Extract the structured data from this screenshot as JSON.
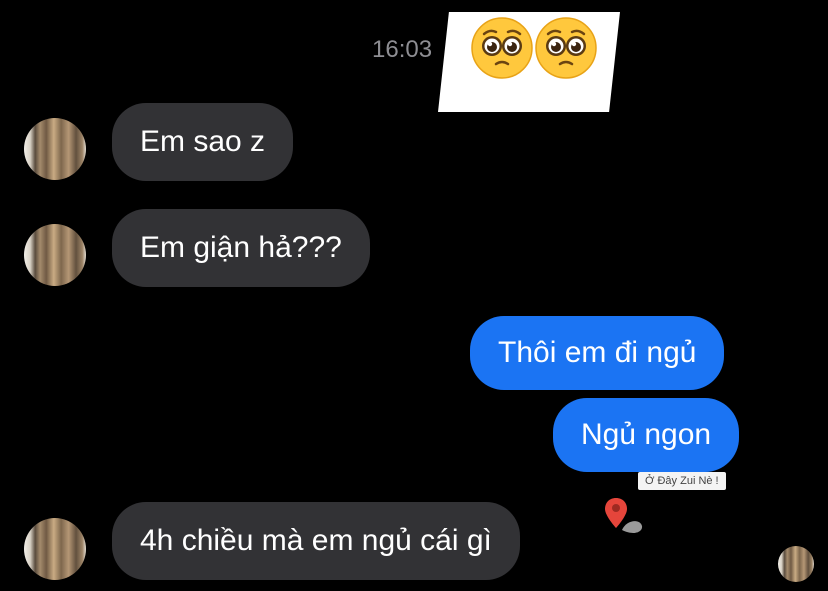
{
  "conversation": {
    "time_label": "16:03",
    "sticker": {
      "emojis": [
        "pleading-face",
        "pleading-face"
      ]
    },
    "messages": [
      {
        "from": "contact",
        "text": "Em sao z"
      },
      {
        "from": "contact",
        "text": "Em giận hả???"
      },
      {
        "from": "me",
        "text": "Thôi em đi ngủ"
      },
      {
        "from": "me",
        "text": "Ngủ ngon"
      },
      {
        "from": "contact",
        "text": "4h chiều mà em ngủ cái gì"
      }
    ],
    "overlay_badge": "Ở Đây Zui Nè !",
    "colors": {
      "background": "#000000",
      "incoming_bubble": "#323235",
      "outgoing_bubble": "#1b74f3",
      "timestamp": "#8e8e93"
    }
  }
}
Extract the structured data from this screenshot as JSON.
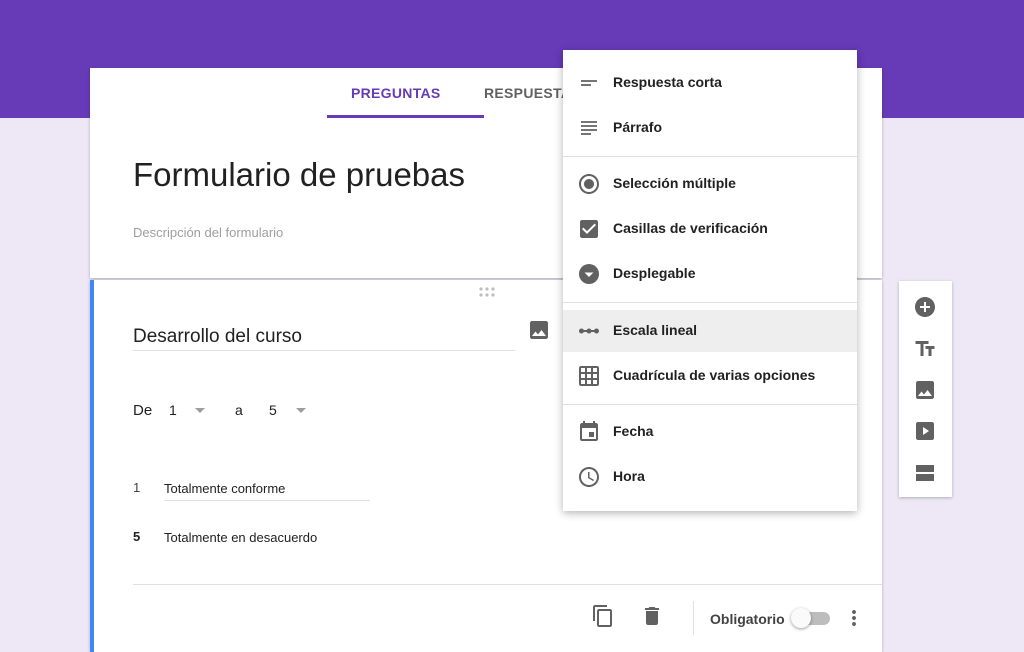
..............................
▸ WHAT NEEDS TO BE DONE
Print the complete listing exactly as it stands, without its pictures.

▸ COMPLETE ANSWER
Extract the structured data from this screenshot as JSON.
{
  "conversation": {
    "time_label": "16:03",
    "sticker": {
      "emojis": [
        "pleading-face",
        "pleading-face"
      ]
    },
    "messages": [
      {
        "from": "contact",
        "text": "Em sao z"
      },
      {
        "from": "contact",
        "text": "Em giận hả???"
      },
      {
        "from": "me",
        "text": "Thôi em đi ngủ"
      },
      {
        "from": "me",
        "text": "Ngủ ngon"
      },
      {
        "from": "contact",
        "text": "4h chiều mà em ngủ cái gì"
      }
    ],
    "overlay_badge": "Ở Đây Zui Nè !",
    "colors": {
      "background": "#000000",
      "incoming_bubble": "#323235",
      "outgoing_bubble": "#1b74f3",
      "timestamp": "#8e8e93"
    }
  }
}
Extract the structured data from this screenshot as JSON.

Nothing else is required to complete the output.